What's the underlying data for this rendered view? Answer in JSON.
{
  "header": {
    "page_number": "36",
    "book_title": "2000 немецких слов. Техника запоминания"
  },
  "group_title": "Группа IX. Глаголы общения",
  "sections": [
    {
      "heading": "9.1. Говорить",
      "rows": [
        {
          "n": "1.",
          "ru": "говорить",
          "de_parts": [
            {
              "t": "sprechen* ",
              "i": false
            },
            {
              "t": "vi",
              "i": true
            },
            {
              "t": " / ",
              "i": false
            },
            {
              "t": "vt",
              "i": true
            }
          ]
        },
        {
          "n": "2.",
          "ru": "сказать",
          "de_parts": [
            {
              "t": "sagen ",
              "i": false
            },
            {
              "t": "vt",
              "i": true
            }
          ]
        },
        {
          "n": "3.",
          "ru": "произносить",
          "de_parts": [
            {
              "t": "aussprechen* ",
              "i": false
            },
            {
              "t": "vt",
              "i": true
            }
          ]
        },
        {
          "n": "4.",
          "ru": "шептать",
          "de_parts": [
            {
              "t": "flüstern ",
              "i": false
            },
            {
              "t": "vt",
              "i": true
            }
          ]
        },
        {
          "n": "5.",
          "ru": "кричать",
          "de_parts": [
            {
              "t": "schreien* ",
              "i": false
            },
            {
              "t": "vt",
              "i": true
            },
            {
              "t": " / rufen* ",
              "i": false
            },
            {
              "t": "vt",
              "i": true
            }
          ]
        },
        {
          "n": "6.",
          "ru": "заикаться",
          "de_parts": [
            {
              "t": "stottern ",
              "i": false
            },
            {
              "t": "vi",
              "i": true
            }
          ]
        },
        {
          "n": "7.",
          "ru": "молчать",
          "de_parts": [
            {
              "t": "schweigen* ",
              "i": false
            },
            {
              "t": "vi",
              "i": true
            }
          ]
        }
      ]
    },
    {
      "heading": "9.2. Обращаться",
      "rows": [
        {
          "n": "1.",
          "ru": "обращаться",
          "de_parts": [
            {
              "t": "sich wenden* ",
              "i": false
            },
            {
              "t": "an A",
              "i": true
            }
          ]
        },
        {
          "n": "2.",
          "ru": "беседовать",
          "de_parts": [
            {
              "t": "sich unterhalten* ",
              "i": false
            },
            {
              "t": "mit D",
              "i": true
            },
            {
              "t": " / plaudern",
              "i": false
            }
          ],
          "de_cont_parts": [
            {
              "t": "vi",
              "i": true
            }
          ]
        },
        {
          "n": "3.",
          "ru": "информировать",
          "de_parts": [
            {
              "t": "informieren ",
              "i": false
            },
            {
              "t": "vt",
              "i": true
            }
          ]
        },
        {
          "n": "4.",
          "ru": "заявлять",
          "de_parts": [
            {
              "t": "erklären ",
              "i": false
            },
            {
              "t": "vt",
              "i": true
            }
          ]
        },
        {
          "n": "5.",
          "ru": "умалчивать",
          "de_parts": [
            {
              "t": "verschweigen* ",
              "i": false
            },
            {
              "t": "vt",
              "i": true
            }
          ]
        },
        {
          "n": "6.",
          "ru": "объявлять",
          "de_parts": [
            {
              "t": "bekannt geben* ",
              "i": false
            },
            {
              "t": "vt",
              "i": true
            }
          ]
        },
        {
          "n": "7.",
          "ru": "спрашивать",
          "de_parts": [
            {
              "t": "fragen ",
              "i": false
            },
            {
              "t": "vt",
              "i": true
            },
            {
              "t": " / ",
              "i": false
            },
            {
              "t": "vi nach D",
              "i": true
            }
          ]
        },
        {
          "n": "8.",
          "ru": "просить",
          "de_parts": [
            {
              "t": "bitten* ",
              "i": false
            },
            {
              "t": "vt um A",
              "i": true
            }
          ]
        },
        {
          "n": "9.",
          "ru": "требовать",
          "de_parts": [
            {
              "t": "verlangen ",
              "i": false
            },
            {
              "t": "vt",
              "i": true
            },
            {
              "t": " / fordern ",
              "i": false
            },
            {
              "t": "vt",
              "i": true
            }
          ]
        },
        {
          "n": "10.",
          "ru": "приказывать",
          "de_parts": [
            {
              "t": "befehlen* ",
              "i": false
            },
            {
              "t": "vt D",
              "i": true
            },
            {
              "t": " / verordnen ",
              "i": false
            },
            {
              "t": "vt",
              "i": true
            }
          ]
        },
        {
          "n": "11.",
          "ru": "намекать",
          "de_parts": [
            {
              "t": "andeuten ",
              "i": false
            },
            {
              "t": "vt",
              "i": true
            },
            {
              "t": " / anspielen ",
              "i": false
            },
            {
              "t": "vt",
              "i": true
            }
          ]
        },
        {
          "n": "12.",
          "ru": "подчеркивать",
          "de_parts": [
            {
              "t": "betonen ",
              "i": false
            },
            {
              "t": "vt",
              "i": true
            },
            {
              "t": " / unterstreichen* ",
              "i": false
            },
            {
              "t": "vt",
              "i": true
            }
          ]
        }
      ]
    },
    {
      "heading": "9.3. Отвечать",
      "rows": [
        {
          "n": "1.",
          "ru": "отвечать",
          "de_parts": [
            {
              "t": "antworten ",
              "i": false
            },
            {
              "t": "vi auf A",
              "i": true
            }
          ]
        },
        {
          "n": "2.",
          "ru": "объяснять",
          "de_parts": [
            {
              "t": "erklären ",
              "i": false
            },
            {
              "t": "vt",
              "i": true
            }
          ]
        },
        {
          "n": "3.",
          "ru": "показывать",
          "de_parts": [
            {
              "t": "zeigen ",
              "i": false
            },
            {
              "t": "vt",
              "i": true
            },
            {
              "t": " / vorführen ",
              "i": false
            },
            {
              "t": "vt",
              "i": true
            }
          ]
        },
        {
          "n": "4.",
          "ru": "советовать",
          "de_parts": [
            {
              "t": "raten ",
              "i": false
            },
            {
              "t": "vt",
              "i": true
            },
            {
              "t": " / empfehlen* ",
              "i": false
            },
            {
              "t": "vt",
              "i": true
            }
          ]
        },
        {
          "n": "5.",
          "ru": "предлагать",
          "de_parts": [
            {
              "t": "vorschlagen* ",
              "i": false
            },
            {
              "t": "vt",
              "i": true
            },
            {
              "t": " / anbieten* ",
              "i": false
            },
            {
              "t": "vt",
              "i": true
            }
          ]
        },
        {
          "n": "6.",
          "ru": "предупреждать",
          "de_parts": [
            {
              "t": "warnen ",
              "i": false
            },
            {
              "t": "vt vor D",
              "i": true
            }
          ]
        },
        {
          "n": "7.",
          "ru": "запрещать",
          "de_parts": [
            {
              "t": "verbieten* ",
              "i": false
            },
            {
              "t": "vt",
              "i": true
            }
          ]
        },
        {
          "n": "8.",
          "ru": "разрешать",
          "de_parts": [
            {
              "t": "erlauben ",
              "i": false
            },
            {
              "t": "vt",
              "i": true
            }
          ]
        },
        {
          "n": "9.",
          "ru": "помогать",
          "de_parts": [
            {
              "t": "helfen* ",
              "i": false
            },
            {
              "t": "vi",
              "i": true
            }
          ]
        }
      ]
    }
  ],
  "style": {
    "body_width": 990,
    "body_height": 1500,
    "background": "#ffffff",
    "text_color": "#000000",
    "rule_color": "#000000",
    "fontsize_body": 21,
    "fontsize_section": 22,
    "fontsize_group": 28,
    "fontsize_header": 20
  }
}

==============================

## Given instruction
Find the lines with the string "heading" and reproduce them.

## Output for this exercise
      "heading": "9.1. Говорить",
      "heading": "9.2. Обращаться",
      "heading": "9.3. Отвечать",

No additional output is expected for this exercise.